TASK INPUTS:
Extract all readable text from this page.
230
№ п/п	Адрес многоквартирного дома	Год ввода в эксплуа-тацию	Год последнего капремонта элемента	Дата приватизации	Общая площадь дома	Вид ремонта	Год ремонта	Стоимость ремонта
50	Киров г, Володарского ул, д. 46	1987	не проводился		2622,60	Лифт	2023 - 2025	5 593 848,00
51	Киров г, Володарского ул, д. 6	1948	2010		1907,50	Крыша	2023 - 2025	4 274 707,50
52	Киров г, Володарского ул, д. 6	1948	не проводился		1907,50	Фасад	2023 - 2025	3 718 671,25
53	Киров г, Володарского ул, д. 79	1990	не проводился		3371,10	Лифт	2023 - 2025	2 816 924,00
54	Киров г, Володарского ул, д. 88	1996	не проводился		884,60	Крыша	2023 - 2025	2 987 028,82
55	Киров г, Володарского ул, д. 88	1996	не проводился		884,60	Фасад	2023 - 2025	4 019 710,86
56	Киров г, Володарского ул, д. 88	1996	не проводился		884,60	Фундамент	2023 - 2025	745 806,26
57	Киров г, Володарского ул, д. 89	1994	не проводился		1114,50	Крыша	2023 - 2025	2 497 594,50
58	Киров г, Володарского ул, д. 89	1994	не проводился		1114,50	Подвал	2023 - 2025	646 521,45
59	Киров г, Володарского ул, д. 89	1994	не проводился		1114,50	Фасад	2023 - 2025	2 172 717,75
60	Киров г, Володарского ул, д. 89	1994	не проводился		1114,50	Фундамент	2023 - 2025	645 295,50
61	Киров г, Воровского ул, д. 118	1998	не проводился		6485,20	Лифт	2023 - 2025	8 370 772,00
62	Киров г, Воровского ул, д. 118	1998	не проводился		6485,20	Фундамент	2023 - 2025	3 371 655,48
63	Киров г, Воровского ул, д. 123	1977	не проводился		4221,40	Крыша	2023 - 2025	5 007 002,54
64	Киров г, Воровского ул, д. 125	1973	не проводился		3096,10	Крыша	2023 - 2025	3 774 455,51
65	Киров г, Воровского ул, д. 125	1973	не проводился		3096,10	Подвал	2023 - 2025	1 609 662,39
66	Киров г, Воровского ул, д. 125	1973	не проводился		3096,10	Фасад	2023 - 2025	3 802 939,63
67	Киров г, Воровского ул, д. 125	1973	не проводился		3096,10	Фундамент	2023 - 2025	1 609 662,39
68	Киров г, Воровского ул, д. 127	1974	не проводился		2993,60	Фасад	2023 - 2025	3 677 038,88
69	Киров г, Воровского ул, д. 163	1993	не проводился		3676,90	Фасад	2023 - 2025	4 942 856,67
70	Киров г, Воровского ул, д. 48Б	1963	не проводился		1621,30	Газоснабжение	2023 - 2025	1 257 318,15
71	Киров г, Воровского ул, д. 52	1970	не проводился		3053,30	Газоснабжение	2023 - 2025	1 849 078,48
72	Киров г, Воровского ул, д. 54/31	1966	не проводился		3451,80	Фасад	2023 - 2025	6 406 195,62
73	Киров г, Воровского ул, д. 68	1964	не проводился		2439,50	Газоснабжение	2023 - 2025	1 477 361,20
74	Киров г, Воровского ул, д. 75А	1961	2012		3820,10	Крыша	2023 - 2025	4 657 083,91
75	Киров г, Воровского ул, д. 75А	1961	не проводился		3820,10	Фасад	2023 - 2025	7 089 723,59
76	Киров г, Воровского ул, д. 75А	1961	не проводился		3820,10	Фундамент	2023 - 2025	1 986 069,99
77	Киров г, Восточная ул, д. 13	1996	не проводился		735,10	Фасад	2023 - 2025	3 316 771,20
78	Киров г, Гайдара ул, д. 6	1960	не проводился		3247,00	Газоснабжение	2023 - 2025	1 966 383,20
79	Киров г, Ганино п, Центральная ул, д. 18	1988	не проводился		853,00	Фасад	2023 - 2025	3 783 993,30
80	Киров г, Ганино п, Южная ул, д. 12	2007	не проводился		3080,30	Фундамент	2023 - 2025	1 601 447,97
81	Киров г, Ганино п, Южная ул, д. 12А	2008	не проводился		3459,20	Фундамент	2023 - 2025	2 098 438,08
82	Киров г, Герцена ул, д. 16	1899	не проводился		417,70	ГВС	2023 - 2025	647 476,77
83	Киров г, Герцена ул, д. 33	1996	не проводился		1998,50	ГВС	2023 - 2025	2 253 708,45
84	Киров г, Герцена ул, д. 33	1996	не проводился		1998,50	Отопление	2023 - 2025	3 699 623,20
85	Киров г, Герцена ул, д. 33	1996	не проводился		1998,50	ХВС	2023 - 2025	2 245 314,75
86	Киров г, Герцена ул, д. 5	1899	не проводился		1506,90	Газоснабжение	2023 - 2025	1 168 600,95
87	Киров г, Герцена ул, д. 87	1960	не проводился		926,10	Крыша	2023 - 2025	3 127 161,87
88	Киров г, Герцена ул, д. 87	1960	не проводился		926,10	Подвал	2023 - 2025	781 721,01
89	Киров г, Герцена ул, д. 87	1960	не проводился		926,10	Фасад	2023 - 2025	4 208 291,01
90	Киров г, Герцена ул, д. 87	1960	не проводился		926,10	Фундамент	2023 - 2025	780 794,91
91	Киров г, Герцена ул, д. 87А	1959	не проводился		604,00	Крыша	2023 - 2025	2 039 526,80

YOUR INSTRUCTIONS:
Using the material above, copy every line in which the string "Южная" occurs.

EXPECTED OUTPUT:
80	Киров г, Ганино п, Южная ул, д. 12	2007	не проводился		3080,30	Фундамент	2023 - 2025	1 601 447,97
81	Киров г, Ганино п, Южная ул, д. 12А	2008	не проводился		3459,20	Фундамент	2023 - 2025	2 098 438,08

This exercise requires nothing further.